SHORT PROBLEM: Please write out the complete listing that follows, exactly as it reads.

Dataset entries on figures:
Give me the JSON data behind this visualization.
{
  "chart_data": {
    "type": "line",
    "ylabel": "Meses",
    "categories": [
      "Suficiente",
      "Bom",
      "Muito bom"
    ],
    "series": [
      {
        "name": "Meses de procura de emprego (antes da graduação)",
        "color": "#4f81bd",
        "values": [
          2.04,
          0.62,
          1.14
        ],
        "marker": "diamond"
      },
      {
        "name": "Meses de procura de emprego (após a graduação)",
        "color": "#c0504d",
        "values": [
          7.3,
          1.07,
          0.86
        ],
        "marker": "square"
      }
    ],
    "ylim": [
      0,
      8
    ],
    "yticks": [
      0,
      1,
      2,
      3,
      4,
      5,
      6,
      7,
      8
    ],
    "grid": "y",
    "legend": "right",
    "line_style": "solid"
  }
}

WRITTEN SOLUTION:
Give me the JSON data behind this visualization.
{
  "chart_data": {
    "type": "line",
    "ylabel": "Meses",
    "categories": [
      "Suficiente",
      "Bom",
      "Muito bom"
    ],
    "series": [
      {
        "name": "Meses de procura de emprego (antes da graduação)",
        "color": "#4f81bd",
        "values": [
          2.04,
          0.62,
          1.14
        ],
        "marker": "diamond"
      },
      {
        "name": "Meses de procura de emprego (após a graduação)",
        "color": "#c0504d",
        "values": [
          7.3,
          1.07,
          0.86
        ],
        "marker": "square"
      }
    ],
    "ylim": [
      0,
      8
    ],
    "yticks": [
      0,
      1,
      2,
      3,
      4,
      5,
      6,
      7,
      8
    ],
    "grid": "y",
    "legend": "right",
    "line_style": "solid"
  }
}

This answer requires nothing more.